[Work to do] Find how many lines of the listing include the string "composants", and report only that figure.

[Items]
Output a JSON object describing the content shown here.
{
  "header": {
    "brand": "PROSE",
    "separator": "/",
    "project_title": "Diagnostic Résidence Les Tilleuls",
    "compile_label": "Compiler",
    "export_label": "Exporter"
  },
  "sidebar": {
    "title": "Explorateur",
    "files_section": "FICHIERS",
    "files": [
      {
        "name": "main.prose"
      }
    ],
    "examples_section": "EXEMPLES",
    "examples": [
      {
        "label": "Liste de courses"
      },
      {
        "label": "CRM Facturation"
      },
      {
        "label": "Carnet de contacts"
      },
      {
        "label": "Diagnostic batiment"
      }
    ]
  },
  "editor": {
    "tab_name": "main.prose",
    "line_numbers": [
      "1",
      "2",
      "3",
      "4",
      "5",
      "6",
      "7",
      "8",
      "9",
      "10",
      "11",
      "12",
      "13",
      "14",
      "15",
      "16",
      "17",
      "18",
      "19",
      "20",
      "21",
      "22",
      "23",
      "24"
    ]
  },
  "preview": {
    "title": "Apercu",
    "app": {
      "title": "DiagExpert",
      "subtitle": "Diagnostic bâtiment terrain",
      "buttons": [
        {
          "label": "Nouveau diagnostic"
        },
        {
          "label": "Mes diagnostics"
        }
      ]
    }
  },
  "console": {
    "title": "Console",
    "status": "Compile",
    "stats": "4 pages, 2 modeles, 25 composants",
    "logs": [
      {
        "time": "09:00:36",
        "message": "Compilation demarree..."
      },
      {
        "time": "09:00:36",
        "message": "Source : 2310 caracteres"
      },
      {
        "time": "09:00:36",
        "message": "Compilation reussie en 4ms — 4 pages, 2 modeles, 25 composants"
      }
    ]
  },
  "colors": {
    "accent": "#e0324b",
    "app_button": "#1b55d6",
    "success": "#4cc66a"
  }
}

[Full solution] 2